__OBJECTIVE__: Every line of the material that follows must be printed again exactly.

__Collected data entries__:
|---|

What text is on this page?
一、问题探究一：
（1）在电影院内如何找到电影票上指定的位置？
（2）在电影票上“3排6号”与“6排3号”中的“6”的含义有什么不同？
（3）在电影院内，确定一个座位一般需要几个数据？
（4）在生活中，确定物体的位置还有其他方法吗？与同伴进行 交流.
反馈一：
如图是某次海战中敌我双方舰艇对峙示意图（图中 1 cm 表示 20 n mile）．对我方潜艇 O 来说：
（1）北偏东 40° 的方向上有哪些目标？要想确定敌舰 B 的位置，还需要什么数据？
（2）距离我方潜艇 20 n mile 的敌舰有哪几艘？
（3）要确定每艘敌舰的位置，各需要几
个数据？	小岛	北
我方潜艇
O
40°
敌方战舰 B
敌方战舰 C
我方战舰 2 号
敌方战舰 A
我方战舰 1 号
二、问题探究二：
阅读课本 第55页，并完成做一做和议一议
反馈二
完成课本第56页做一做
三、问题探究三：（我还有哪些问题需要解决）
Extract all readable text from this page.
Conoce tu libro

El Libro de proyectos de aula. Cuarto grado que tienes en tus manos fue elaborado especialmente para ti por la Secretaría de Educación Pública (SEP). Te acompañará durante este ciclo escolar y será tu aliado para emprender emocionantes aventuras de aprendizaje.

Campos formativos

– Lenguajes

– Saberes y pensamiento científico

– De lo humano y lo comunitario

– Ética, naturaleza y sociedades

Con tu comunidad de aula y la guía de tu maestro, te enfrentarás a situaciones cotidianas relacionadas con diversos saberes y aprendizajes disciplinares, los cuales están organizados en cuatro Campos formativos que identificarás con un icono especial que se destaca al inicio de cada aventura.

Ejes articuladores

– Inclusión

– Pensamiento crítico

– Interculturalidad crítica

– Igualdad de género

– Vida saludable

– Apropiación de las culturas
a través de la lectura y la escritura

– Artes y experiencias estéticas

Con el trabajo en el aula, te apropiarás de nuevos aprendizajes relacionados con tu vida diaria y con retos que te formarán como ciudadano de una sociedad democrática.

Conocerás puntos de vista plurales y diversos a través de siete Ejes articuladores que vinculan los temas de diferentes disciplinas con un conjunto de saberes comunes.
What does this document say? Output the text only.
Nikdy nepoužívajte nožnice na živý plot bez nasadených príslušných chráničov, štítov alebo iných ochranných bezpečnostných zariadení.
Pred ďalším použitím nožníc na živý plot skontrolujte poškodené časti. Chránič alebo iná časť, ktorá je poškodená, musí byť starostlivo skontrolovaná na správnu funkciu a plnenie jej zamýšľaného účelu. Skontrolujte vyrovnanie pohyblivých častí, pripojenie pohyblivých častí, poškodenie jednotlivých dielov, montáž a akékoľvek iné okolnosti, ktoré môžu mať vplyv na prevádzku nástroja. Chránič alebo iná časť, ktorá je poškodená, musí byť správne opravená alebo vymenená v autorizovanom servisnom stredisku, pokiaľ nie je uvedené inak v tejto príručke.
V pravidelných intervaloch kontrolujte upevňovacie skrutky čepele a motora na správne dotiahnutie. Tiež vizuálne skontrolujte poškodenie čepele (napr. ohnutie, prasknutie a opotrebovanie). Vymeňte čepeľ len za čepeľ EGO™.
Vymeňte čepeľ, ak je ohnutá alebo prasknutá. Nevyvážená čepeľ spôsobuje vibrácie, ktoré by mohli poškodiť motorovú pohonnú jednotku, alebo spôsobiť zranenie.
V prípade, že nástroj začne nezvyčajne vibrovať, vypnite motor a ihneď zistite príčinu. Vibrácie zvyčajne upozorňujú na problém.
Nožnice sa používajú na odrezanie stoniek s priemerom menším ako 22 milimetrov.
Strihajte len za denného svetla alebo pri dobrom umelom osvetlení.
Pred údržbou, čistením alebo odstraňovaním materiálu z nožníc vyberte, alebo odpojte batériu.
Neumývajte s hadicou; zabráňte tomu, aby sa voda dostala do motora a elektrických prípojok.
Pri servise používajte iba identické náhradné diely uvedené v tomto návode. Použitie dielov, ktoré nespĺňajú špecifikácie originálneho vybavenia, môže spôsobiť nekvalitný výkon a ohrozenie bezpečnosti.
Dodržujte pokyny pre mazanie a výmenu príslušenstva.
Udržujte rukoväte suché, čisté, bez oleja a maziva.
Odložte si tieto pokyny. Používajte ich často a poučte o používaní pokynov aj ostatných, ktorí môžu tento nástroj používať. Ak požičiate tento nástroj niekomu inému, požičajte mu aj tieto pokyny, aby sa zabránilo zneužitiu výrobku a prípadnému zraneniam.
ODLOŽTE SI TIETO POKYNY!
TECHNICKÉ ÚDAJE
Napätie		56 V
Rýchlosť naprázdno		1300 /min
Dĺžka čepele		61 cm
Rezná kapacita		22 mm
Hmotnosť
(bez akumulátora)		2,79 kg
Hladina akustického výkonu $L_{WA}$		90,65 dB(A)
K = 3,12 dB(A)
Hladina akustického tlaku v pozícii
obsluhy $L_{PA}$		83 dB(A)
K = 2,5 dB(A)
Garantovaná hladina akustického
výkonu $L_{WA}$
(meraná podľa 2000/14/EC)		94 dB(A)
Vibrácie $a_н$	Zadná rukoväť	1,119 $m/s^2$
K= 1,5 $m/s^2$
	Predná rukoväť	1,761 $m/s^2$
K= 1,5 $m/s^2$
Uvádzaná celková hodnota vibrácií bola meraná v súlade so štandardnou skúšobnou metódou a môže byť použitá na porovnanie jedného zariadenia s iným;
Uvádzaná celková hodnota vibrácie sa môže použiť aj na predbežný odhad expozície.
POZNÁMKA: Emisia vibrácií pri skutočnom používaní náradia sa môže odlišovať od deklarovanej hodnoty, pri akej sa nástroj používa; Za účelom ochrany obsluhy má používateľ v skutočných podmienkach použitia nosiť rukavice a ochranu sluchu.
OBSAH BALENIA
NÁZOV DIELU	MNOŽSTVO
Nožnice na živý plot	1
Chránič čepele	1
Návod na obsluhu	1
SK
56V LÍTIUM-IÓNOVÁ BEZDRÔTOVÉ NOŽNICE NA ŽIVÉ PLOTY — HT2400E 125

|---|

__THE SOLUTION__:
What text is on this page?
一、问题探究一：
（1）在电影院内如何找到电影票上指定的位置？
（2）在电影票上“3排6号”与“6排3号”中的“6”的含义有什么不同？
（3）在电影院内，确定一个座位一般需要几个数据？
（4）在生活中，确定物体的位置还有其他方法吗？与同伴进行 交流.
反馈一：
如图是某次海战中敌我双方舰艇对峙示意图（图中 1 cm 表示 20 n mile）．对我方潜艇 O 来说：
（1）北偏东 40° 的方向上有哪些目标？要想确定敌舰 B 的位置，还需要什么数据？
（2）距离我方潜艇 20 n mile 的敌舰有哪几艘？
（3）要确定每艘敌舰的位置，各需要几
个数据？	小岛	北
我方潜艇
O
40°
敌方战舰 B
敌方战舰 C
我方战舰 2 号
敌方战舰 A
我方战舰 1 号
二、问题探究二：
阅读课本 第55页，并完成做一做和议一议
反馈二
完成课本第56页做一做
三、问题探究三：（我还有哪些问题需要解决）
Extract all readable text from this page.
Conoce tu libro

El Libro de proyectos de aula. Cuarto grado que tienes en tus manos fue elaborado especialmente para ti por la Secretaría de Educación Pública (SEP). Te acompañará durante este ciclo escolar y será tu aliado para emprender emocionantes aventuras de aprendizaje.

Campos formativos

– Lenguajes

– Saberes y pensamiento científico

– De lo humano y lo comunitario

– Ética, naturaleza y sociedades

Con tu comunidad de aula y la guía de tu maestro, te enfrentarás a situaciones cotidianas relacionadas con diversos saberes y aprendizajes disciplinares, los cuales están organizados en cuatro Campos formativos que identificarás con un icono especial que se destaca al inicio de cada aventura.

Ejes articuladores

– Inclusión

– Pensamiento crítico

– Interculturalidad crítica

– Igualdad de género

– Vida saludable

– Apropiación de las culturas
a través de la lectura y la escritura

– Artes y experiencias estéticas

Con el trabajo en el aula, te apropiarás de nuevos aprendizajes relacionados con tu vida diaria y con retos que te formarán como ciudadano de una sociedad democrática.

Conocerás puntos de vista plurales y diversos a través de siete Ejes articuladores que vinculan los temas de diferentes disciplinas con un conjunto de saberes comunes.
What does this document say? Output the text only.
Nikdy nepoužívajte nožnice na živý plot bez nasadených príslušných chráničov, štítov alebo iných ochranných bezpečnostných zariadení.
Pred ďalším použitím nožníc na živý plot skontrolujte poškodené časti. Chránič alebo iná časť, ktorá je poškodená, musí byť starostlivo skontrolovaná na správnu funkciu a plnenie jej zamýšľaného účelu. Skontrolujte vyrovnanie pohyblivých častí, pripojenie pohyblivých častí, poškodenie jednotlivých dielov, montáž a akékoľvek iné okolnosti, ktoré môžu mať vplyv na prevádzku nástroja. Chránič alebo iná časť, ktorá je poškodená, musí byť správne opravená alebo vymenená v autorizovanom servisnom stredisku, pokiaľ nie je uvedené inak v tejto príručke.
V pravidelných intervaloch kontrolujte upevňovacie skrutky čepele a motora na správne dotiahnutie. Tiež vizuálne skontrolujte poškodenie čepele (napr. ohnutie, prasknutie a opotrebovanie). Vymeňte čepeľ len za čepeľ EGO™.
Vymeňte čepeľ, ak je ohnutá alebo prasknutá. Nevyvážená čepeľ spôsobuje vibrácie, ktoré by mohli poškodiť motorovú pohonnú jednotku, alebo spôsobiť zranenie.
V prípade, že nástroj začne nezvyčajne vibrovať, vypnite motor a ihneď zistite príčinu. Vibrácie zvyčajne upozorňujú na problém.
Nožnice sa používajú na odrezanie stoniek s priemerom menším ako 22 milimetrov.
Strihajte len za denného svetla alebo pri dobrom umelom osvetlení.
Pred údržbou, čistením alebo odstraňovaním materiálu z nožníc vyberte, alebo odpojte batériu.
Neumývajte s hadicou; zabráňte tomu, aby sa voda dostala do motora a elektrických prípojok.
Pri servise používajte iba identické náhradné diely uvedené v tomto návode. Použitie dielov, ktoré nespĺňajú špecifikácie originálneho vybavenia, môže spôsobiť nekvalitný výkon a ohrozenie bezpečnosti.
Dodržujte pokyny pre mazanie a výmenu príslušenstva.
Udržujte rukoväte suché, čisté, bez oleja a maziva.
Odložte si tieto pokyny. Používajte ich často a poučte o používaní pokynov aj ostatných, ktorí môžu tento nástroj používať. Ak požičiate tento nástroj niekomu inému, požičajte mu aj tieto pokyny, aby sa zabránilo zneužitiu výrobku a prípadnému zraneniam.
ODLOŽTE SI TIETO POKYNY!
TECHNICKÉ ÚDAJE
Napätie		56 V
Rýchlosť naprázdno		1300 /min
Dĺžka čepele		61 cm
Rezná kapacita		22 mm
Hmotnosť
(bez akumulátora)		2,79 kg
Hladina akustického výkonu $L_{WA}$		90,65 dB(A)
K = 3,12 dB(A)
Hladina akustického tlaku v pozícii
obsluhy $L_{PA}$		83 dB(A)
K = 2,5 dB(A)
Garantovaná hladina akustického
výkonu $L_{WA}$
(meraná podľa 2000/14/EC)		94 dB(A)
Vibrácie $a_н$	Zadná rukoväť	1,119 $m/s^2$
K= 1,5 $m/s^2$
	Predná rukoväť	1,761 $m/s^2$
K= 1,5 $m/s^2$
Uvádzaná celková hodnota vibrácií bola meraná v súlade so štandardnou skúšobnou metódou a môže byť použitá na porovnanie jedného zariadenia s iným;
Uvádzaná celková hodnota vibrácie sa môže použiť aj na predbežný odhad expozície.
POZNÁMKA: Emisia vibrácií pri skutočnom používaní náradia sa môže odlišovať od deklarovanej hodnoty, pri akej sa nástroj používa; Za účelom ochrany obsluhy má používateľ v skutočných podmienkach použitia nosiť rukavice a ochranu sluchu.
OBSAH BALENIA
NÁZOV DIELU	MNOŽSTVO
Nožnice na živý plot	1
Chránič čepele	1
Návod na obsluhu	1
SK
56V LÍTIUM-IÓNOVÁ BEZDRÔTOVÉ NOŽNICE NA ŽIVÉ PLOTY — HT2400E 125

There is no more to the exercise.